◆ What to work on ◆
Write each line out exactly, leaving none out.
▶
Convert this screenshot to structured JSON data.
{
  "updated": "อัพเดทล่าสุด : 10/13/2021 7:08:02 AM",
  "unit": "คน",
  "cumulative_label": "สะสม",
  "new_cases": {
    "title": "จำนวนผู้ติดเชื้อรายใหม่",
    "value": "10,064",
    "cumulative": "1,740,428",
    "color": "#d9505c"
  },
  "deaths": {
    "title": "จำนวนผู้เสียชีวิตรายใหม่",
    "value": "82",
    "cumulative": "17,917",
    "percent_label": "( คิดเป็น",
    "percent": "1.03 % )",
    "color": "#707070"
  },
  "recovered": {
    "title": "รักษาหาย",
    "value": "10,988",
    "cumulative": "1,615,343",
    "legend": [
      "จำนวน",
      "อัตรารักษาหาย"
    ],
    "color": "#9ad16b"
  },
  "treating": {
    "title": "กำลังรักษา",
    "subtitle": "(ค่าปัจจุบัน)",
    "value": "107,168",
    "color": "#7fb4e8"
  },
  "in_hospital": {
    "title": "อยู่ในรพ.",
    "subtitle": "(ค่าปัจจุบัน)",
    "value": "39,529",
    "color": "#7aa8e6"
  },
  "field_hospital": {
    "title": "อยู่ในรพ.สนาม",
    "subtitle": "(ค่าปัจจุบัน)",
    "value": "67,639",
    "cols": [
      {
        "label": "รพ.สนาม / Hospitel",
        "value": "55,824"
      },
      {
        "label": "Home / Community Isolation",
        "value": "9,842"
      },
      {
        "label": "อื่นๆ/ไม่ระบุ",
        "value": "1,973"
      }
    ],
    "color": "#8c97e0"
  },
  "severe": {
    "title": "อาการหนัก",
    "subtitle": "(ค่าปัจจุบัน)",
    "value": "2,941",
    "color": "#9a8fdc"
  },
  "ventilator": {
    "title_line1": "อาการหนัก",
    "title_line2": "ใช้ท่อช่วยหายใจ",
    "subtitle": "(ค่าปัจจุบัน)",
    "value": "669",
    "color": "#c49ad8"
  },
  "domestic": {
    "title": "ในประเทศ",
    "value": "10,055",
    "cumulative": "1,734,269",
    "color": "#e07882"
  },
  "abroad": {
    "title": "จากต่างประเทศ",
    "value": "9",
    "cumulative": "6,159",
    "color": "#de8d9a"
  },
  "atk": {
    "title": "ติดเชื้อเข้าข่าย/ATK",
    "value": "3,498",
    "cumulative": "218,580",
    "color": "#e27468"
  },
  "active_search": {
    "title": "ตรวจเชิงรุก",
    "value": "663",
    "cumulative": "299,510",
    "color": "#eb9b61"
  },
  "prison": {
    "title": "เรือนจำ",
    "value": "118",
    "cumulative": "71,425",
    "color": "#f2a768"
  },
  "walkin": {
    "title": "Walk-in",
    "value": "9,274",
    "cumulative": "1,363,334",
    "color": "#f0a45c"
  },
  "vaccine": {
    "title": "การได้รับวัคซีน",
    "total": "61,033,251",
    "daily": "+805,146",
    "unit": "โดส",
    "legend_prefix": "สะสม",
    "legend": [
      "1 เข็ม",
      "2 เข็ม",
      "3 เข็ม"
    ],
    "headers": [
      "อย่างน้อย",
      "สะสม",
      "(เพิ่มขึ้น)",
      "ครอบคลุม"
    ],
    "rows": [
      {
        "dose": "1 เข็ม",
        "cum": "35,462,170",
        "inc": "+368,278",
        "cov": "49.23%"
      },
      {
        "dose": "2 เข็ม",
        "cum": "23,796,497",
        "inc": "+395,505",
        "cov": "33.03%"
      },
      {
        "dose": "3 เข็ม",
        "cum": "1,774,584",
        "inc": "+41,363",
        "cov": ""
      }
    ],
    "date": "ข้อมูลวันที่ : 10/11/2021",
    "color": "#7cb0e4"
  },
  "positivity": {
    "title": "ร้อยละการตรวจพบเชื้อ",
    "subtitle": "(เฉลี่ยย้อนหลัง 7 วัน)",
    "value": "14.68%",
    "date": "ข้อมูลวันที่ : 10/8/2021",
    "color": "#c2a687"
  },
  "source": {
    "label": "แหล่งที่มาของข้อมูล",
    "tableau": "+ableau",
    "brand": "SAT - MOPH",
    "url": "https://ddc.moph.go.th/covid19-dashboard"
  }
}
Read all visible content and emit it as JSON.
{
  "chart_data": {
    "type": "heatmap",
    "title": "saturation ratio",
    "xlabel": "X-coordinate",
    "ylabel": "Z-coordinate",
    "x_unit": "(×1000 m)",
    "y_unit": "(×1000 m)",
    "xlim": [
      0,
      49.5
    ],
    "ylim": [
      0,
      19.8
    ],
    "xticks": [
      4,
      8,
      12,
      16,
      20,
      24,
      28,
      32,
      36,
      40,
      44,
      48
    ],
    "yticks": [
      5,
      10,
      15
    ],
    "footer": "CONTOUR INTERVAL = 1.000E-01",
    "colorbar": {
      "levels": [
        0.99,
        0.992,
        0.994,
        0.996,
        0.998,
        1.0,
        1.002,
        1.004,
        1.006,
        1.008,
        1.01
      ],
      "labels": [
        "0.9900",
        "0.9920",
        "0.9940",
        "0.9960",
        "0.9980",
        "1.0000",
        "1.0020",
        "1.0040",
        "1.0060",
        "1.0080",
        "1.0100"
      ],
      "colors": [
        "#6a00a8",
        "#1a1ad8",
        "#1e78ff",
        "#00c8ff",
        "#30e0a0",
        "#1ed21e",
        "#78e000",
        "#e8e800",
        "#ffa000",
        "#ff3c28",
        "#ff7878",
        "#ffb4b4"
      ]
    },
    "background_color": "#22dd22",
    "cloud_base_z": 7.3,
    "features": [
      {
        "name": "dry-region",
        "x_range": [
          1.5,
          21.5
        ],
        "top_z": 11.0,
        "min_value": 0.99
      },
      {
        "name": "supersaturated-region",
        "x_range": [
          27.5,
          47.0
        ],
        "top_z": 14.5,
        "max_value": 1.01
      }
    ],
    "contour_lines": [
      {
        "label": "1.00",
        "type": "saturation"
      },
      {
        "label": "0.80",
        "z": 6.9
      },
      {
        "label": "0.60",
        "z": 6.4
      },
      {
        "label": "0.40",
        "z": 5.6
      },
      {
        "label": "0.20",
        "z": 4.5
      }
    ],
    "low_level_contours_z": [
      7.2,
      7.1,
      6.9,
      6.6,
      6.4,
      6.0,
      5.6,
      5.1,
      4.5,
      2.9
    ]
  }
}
◀
◆ Solution for this problem ◆
Convert this screenshot to structured JSON data.
{
  "updated": "อัพเดทล่าสุด : 10/13/2021 7:08:02 AM",
  "unit": "คน",
  "cumulative_label": "สะสม",
  "new_cases": {
    "title": "จำนวนผู้ติดเชื้อรายใหม่",
    "value": "10,064",
    "cumulative": "1,740,428",
    "color": "#d9505c"
  },
  "deaths": {
    "title": "จำนวนผู้เสียชีวิตรายใหม่",
    "value": "82",
    "cumulative": "17,917",
    "percent_label": "( คิดเป็น",
    "percent": "1.03 % )",
    "color": "#707070"
  },
  "recovered": {
    "title": "รักษาหาย",
    "value": "10,988",
    "cumulative": "1,615,343",
    "legend": [
      "จำนวน",
      "อัตรารักษาหาย"
    ],
    "color": "#9ad16b"
  },
  "treating": {
    "title": "กำลังรักษา",
    "subtitle": "(ค่าปัจจุบัน)",
    "value": "107,168",
    "color": "#7fb4e8"
  },
  "in_hospital": {
    "title": "อยู่ในรพ.",
    "subtitle": "(ค่าปัจจุบัน)",
    "value": "39,529",
    "color": "#7aa8e6"
  },
  "field_hospital": {
    "title": "อยู่ในรพ.สนาม",
    "subtitle": "(ค่าปัจจุบัน)",
    "value": "67,639",
    "cols": [
      {
        "label": "รพ.สนาม / Hospitel",
        "value": "55,824"
      },
      {
        "label": "Home / Community Isolation",
        "value": "9,842"
      },
      {
        "label": "อื่นๆ/ไม่ระบุ",
        "value": "1,973"
      }
    ],
    "color": "#8c97e0"
  },
  "severe": {
    "title": "อาการหนัก",
    "subtitle": "(ค่าปัจจุบัน)",
    "value": "2,941",
    "color": "#9a8fdc"
  },
  "ventilator": {
    "title_line1": "อาการหนัก",
    "title_line2": "ใช้ท่อช่วยหายใจ",
    "subtitle": "(ค่าปัจจุบัน)",
    "value": "669",
    "color": "#c49ad8"
  },
  "domestic": {
    "title": "ในประเทศ",
    "value": "10,055",
    "cumulative": "1,734,269",
    "color": "#e07882"
  },
  "abroad": {
    "title": "จากต่างประเทศ",
    "value": "9",
    "cumulative": "6,159",
    "color": "#de8d9a"
  },
  "atk": {
    "title": "ติดเชื้อเข้าข่าย/ATK",
    "value": "3,498",
    "cumulative": "218,580",
    "color": "#e27468"
  },
  "active_search": {
    "title": "ตรวจเชิงรุก",
    "value": "663",
    "cumulative": "299,510",
    "color": "#eb9b61"
  },
  "prison": {
    "title": "เรือนจำ",
    "value": "118",
    "cumulative": "71,425",
    "color": "#f2a768"
  },
  "walkin": {
    "title": "Walk-in",
    "value": "9,274",
    "cumulative": "1,363,334",
    "color": "#f0a45c"
  },
  "vaccine": {
    "title": "การได้รับวัคซีน",
    "total": "61,033,251",
    "daily": "+805,146",
    "unit": "โดส",
    "legend_prefix": "สะสม",
    "legend": [
      "1 เข็ม",
      "2 เข็ม",
      "3 เข็ม"
    ],
    "headers": [
      "อย่างน้อย",
      "สะสม",
      "(เพิ่มขึ้น)",
      "ครอบคลุม"
    ],
    "rows": [
      {
        "dose": "1 เข็ม",
        "cum": "35,462,170",
        "inc": "+368,278",
        "cov": "49.23%"
      },
      {
        "dose": "2 เข็ม",
        "cum": "23,796,497",
        "inc": "+395,505",
        "cov": "33.03%"
      },
      {
        "dose": "3 เข็ม",
        "cum": "1,774,584",
        "inc": "+41,363",
        "cov": ""
      }
    ],
    "date": "ข้อมูลวันที่ : 10/11/2021",
    "color": "#7cb0e4"
  },
  "positivity": {
    "title": "ร้อยละการตรวจพบเชื้อ",
    "subtitle": "(เฉลี่ยย้อนหลัง 7 วัน)",
    "value": "14.68%",
    "date": "ข้อมูลวันที่ : 10/8/2021",
    "color": "#c2a687"
  },
  "source": {
    "label": "แหล่งที่มาของข้อมูล",
    "tableau": "+ableau",
    "brand": "SAT - MOPH",
    "url": "https://ddc.moph.go.th/covid19-dashboard"
  }
}
Read all visible content and emit it as JSON.
{
  "chart_data": {
    "type": "heatmap",
    "title": "saturation ratio",
    "xlabel": "X-coordinate",
    "ylabel": "Z-coordinate",
    "x_unit": "(×1000 m)",
    "y_unit": "(×1000 m)",
    "xlim": [
      0,
      49.5
    ],
    "ylim": [
      0,
      19.8
    ],
    "xticks": [
      4,
      8,
      12,
      16,
      20,
      24,
      28,
      32,
      36,
      40,
      44,
      48
    ],
    "yticks": [
      5,
      10,
      15
    ],
    "footer": "CONTOUR INTERVAL = 1.000E-01",
    "colorbar": {
      "levels": [
        0.99,
        0.992,
        0.994,
        0.996,
        0.998,
        1.0,
        1.002,
        1.004,
        1.006,
        1.008,
        1.01
      ],
      "labels": [
        "0.9900",
        "0.9920",
        "0.9940",
        "0.9960",
        "0.9980",
        "1.0000",
        "1.0020",
        "1.0040",
        "1.0060",
        "1.0080",
        "1.0100"
      ],
      "colors": [
        "#6a00a8",
        "#1a1ad8",
        "#1e78ff",
        "#00c8ff",
        "#30e0a0",
        "#1ed21e",
        "#78e000",
        "#e8e800",
        "#ffa000",
        "#ff3c28",
        "#ff7878",
        "#ffb4b4"
      ]
    },
    "background_color": "#22dd22",
    "cloud_base_z": 7.3,
    "features": [
      {
        "name": "dry-region",
        "x_range": [
          1.5,
          21.5
        ],
        "top_z": 11.0,
        "min_value": 0.99
      },
      {
        "name": "supersaturated-region",
        "x_range": [
          27.5,
          47.0
        ],
        "top_z": 14.5,
        "max_value": 1.01
      }
    ],
    "contour_lines": [
      {
        "label": "1.00",
        "type": "saturation"
      },
      {
        "label": "0.80",
        "z": 6.9
      },
      {
        "label": "0.60",
        "z": 6.4
      },
      {
        "label": "0.40",
        "z": 5.6
      },
      {
        "label": "0.20",
        "z": 4.5
      }
    ],
    "low_level_contours_z": [
      7.2,
      7.1,
      6.9,
      6.6,
      6.4,
      6.0,
      5.6,
      5.1,
      4.5,
      2.9
    ]
  }
}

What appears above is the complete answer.